Written instruction
Write out all of the entries exactly, please.

Recorded information
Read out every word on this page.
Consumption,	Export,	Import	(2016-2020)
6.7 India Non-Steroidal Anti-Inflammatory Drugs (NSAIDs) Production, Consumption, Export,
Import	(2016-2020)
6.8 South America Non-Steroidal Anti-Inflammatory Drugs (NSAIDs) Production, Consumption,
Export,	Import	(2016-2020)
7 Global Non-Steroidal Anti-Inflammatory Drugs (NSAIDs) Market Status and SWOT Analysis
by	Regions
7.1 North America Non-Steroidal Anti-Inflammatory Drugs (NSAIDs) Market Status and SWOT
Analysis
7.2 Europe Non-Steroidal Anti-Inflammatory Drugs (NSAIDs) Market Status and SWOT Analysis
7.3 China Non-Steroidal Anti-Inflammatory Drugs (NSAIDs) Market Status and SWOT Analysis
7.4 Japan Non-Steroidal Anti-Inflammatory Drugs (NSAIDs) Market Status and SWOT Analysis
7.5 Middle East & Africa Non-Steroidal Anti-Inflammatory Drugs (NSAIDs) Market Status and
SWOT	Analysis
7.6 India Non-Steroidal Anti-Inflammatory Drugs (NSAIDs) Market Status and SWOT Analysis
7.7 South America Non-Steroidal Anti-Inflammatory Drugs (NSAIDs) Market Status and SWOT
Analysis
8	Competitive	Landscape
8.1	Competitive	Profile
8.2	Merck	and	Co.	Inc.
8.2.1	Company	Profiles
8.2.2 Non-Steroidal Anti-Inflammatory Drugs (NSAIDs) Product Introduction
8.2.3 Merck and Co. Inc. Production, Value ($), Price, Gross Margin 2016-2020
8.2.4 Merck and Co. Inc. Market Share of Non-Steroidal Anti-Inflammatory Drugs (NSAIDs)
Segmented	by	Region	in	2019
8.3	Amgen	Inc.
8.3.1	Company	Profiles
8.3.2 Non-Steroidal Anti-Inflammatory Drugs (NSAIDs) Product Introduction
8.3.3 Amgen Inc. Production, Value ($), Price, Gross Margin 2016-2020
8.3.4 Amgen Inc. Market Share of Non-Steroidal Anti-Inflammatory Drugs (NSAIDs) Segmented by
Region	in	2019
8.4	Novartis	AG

Exercise answer
Read out every word on this page.
Consumption,	Export,	Import	(2016-2020)
6.7 India Non-Steroidal Anti-Inflammatory Drugs (NSAIDs) Production, Consumption, Export,
Import	(2016-2020)
6.8 South America Non-Steroidal Anti-Inflammatory Drugs (NSAIDs) Production, Consumption,
Export,	Import	(2016-2020)
7 Global Non-Steroidal Anti-Inflammatory Drugs (NSAIDs) Market Status and SWOT Analysis
by	Regions
7.1 North America Non-Steroidal Anti-Inflammatory Drugs (NSAIDs) Market Status and SWOT
Analysis
7.2 Europe Non-Steroidal Anti-Inflammatory Drugs (NSAIDs) Market Status and SWOT Analysis
7.3 China Non-Steroidal Anti-Inflammatory Drugs (NSAIDs) Market Status and SWOT Analysis
7.4 Japan Non-Steroidal Anti-Inflammatory Drugs (NSAIDs) Market Status and SWOT Analysis
7.5 Middle East & Africa Non-Steroidal Anti-Inflammatory Drugs (NSAIDs) Market Status and
SWOT	Analysis
7.6 India Non-Steroidal Anti-Inflammatory Drugs (NSAIDs) Market Status and SWOT Analysis
7.7 South America Non-Steroidal Anti-Inflammatory Drugs (NSAIDs) Market Status and SWOT
Analysis
8	Competitive	Landscape
8.1	Competitive	Profile
8.2	Merck	and	Co.	Inc.
8.2.1	Company	Profiles
8.2.2 Non-Steroidal Anti-Inflammatory Drugs (NSAIDs) Product Introduction
8.2.3 Merck and Co. Inc. Production, Value ($), Price, Gross Margin 2016-2020
8.2.4 Merck and Co. Inc. Market Share of Non-Steroidal Anti-Inflammatory Drugs (NSAIDs)
Segmented	by	Region	in	2019
8.3	Amgen	Inc.
8.3.1	Company	Profiles
8.3.2 Non-Steroidal Anti-Inflammatory Drugs (NSAIDs) Product Introduction
8.3.3 Amgen Inc. Production, Value ($), Price, Gross Margin 2016-2020
8.3.4 Amgen Inc. Market Share of Non-Steroidal Anti-Inflammatory Drugs (NSAIDs) Segmented by
Region	in	2019
8.4	Novartis	AG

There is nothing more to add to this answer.